Given instruction - Can you output the material exactly as written, minus any pictures it holds?
★ ★ ★ ★ ★ ★ ★
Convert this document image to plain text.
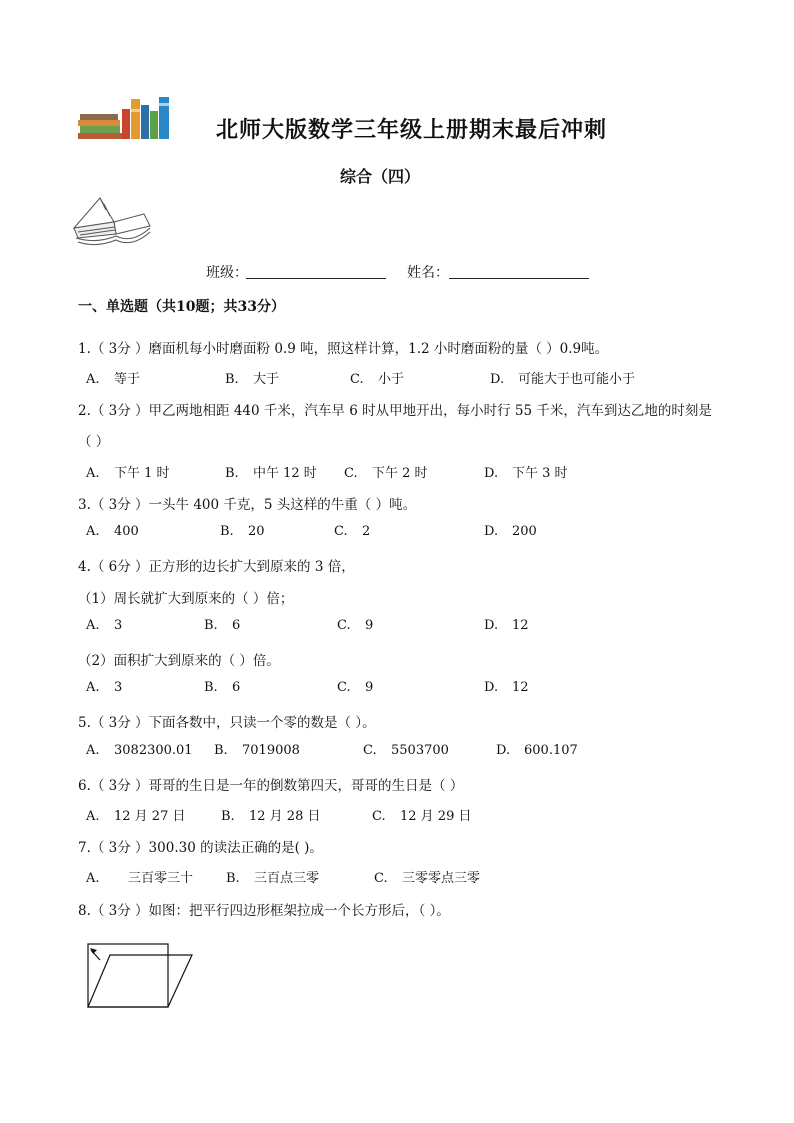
北师大版数学三年级上册期末最后冲刺
综合（四）
班级：	姓名：
一、单选题（共10题；共33分）
1.（ 3分 ）磨面机每小时磨面粉 0.9 吨，照这样计算，1.2 小时磨面粉的量（ ）0.9吨。
A. 等于	B. 大于	C. 小于	D. 可能大于也可能小于
2.（ 3分 ）甲乙两地相距 440 千米，汽车早 6 时从甲地开出，每小时行 55 千米，汽车到达乙地的时刻是
（ ）
A. 下午 1 时	B. 中午 12 时 C. 下午 2 时	D. 下午 3 时
3.（ 3分 ）一头牛 400 千克，5 头这样的牛重（ ）吨。
A. 400	B. 20	C. 2	D. 200
4.（ 6分 ）正方形的边长扩大到原来的 3 倍，
（1）周长就扩大到原来的（ ）倍；
A. 3	B. 6	C. 9	D. 12
（2）面积扩大到原来的（ ）倍。
A. 3	B. 6	C. 9	D. 12
5.（ 3分 ）下面各数中，只读一个零的数是（ ）。
A. 3082300.01 B. 7019008	C. 5503700	D. 600.107
6.（ 3分 ）哥哥的生日是一年的倒数第四天，哥哥的生日是（ ）
A. 12 月 27 日	B. 12 月 28 日	C. 12 月 29 日
7.（ 3分 ）300.30 的读法正确的是( )。
A. 三百零三十	B. 三百点三零	C. 三零零点三零
8.（ 3分 ）如图：把平行四边形框架拉成一个长方形后，（ ）。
★ ★ ★ ★ ★ ★ ★
Correct answer -
Convert this document image to plain text.
北师大版数学三年级上册期末最后冲刺
综合（四）
班级：	姓名：
一、单选题（共10题；共33分）
1.（ 3分 ）磨面机每小时磨面粉 0.9 吨，照这样计算，1.2 小时磨面粉的量（ ）0.9吨。
A. 等于	B. 大于	C. 小于	D. 可能大于也可能小于
2.（ 3分 ）甲乙两地相距 440 千米，汽车早 6 时从甲地开出，每小时行 55 千米，汽车到达乙地的时刻是
（ ）
A. 下午 1 时	B. 中午 12 时 C. 下午 2 时	D. 下午 3 时
3.（ 3分 ）一头牛 400 千克，5 头这样的牛重（ ）吨。
A. 400	B. 20	C. 2	D. 200
4.（ 6分 ）正方形的边长扩大到原来的 3 倍，
（1）周长就扩大到原来的（ ）倍；
A. 3	B. 6	C. 9	D. 12
（2）面积扩大到原来的（ ）倍。
A. 3	B. 6	C. 9	D. 12
5.（ 3分 ）下面各数中，只读一个零的数是（ ）。
A. 3082300.01 B. 7019008	C. 5503700	D. 600.107
6.（ 3分 ）哥哥的生日是一年的倒数第四天，哥哥的生日是（ ）
A. 12 月 27 日	B. 12 月 28 日	C. 12 月 29 日
7.（ 3分 ）300.30 的读法正确的是( )。
A. 三百零三十	B. 三百点三零	C. 三零零点三零
8.（ 3分 ）如图：把平行四边形框架拉成一个长方形后，（ ）。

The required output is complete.